* [Requirement] Return the number of lines in which the word "выкупа" appears; add nothing else.

[BEGIN Available records]

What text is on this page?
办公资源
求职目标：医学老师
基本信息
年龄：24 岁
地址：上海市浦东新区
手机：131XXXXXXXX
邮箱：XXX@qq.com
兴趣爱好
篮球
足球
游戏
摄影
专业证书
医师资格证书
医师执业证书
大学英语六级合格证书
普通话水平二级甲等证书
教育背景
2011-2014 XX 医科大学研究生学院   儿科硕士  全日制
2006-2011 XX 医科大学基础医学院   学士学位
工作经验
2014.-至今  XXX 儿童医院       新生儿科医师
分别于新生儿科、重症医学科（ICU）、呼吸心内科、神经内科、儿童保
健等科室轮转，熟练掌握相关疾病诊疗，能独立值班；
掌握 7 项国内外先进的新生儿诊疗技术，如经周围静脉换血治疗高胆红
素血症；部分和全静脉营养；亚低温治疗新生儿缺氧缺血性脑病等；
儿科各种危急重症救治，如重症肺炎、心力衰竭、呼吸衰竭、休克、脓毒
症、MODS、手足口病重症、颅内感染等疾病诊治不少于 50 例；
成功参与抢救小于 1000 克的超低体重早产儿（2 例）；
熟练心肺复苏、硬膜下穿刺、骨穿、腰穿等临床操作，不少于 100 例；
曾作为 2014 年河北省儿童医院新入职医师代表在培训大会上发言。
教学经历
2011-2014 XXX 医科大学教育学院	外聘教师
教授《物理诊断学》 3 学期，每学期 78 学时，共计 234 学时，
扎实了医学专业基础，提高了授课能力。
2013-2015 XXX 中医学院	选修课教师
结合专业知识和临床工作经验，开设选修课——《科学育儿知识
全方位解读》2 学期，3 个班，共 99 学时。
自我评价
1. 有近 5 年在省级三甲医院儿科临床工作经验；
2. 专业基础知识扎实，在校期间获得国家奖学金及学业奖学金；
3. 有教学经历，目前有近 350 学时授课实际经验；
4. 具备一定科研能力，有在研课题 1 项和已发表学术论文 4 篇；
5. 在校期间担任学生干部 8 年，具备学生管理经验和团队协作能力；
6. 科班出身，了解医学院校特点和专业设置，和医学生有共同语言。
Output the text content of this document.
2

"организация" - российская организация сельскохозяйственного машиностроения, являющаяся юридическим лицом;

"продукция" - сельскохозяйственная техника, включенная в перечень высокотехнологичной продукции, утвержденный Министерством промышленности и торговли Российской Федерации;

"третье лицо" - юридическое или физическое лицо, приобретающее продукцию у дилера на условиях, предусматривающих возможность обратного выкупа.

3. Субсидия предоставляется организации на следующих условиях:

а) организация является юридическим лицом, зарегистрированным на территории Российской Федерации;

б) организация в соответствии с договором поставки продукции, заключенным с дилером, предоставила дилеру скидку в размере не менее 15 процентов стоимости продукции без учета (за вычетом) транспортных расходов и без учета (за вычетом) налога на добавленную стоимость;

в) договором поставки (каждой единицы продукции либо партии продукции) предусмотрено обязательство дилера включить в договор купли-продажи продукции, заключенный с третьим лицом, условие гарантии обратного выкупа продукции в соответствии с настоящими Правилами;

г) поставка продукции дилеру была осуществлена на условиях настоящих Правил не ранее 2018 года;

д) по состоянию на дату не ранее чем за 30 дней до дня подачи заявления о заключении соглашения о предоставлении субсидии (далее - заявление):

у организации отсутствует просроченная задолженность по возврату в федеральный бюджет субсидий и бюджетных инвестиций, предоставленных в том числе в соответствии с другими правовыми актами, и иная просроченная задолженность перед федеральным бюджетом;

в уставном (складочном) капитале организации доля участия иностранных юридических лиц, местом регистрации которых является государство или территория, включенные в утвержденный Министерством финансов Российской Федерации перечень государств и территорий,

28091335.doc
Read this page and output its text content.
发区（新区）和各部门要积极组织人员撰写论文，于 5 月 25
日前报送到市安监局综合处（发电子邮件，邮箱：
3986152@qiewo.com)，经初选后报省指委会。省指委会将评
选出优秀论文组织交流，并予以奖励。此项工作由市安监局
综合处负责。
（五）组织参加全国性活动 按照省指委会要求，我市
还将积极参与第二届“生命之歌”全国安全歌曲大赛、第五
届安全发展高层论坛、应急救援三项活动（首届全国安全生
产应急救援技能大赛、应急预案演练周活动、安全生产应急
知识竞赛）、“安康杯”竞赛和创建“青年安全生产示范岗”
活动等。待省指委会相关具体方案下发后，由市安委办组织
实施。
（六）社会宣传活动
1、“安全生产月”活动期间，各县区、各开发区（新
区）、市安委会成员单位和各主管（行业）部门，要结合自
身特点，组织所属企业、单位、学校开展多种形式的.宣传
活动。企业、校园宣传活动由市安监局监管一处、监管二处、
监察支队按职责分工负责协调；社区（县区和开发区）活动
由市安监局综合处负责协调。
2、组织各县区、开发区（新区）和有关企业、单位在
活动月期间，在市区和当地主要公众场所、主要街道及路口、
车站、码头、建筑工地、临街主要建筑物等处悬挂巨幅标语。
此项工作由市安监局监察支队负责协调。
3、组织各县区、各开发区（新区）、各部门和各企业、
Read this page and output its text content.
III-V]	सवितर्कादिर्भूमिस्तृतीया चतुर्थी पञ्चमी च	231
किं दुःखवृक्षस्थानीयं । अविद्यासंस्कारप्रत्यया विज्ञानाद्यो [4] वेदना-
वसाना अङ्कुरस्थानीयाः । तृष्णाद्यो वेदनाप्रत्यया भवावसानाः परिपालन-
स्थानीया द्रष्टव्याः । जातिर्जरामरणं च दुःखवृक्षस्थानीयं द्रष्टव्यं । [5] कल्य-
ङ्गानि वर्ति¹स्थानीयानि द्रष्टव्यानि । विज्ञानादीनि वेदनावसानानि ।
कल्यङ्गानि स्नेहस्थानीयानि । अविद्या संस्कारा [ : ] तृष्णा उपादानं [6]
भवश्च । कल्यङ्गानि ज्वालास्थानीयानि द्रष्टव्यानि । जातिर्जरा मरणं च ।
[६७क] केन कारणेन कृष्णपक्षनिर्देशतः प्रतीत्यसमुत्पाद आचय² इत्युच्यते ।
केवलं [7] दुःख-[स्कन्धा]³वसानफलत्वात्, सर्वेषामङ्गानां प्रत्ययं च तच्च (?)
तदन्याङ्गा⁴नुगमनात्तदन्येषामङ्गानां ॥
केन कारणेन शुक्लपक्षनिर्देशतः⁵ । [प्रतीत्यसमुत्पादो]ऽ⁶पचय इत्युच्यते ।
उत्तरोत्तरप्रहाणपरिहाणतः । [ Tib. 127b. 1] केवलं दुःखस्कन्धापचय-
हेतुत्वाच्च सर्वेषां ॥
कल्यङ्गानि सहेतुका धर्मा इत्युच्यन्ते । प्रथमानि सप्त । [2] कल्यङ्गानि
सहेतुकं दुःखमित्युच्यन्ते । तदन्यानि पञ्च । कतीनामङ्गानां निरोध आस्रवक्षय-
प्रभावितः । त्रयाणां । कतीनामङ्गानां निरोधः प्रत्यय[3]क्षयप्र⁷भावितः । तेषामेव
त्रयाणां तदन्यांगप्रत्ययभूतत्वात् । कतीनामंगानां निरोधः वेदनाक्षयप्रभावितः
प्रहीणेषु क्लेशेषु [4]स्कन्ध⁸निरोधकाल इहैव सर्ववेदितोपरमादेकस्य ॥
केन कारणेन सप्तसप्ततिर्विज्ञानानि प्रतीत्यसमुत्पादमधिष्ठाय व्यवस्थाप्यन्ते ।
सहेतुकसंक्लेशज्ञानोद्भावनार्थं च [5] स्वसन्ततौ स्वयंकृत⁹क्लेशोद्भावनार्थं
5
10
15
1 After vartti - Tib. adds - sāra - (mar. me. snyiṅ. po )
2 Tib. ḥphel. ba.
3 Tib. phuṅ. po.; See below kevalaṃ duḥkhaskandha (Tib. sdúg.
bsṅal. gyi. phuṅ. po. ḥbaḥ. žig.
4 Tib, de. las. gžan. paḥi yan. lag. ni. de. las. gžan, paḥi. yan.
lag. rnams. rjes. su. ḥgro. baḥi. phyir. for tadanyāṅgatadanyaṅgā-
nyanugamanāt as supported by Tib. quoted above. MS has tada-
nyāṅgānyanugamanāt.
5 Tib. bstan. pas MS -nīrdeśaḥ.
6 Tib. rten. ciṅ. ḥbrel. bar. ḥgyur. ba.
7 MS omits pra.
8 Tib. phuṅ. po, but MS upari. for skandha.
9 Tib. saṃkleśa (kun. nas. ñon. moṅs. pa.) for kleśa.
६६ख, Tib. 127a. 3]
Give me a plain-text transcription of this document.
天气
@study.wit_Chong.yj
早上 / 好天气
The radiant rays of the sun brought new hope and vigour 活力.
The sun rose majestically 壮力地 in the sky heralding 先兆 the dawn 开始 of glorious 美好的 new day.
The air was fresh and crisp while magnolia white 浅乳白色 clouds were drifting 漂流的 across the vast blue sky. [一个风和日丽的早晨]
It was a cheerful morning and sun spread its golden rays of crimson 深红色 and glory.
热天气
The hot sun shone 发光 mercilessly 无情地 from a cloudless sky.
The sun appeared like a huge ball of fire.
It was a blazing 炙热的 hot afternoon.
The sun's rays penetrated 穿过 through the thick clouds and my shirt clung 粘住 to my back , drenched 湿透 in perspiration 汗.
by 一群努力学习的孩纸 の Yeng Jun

[END Available records]

* [Exercise output] 2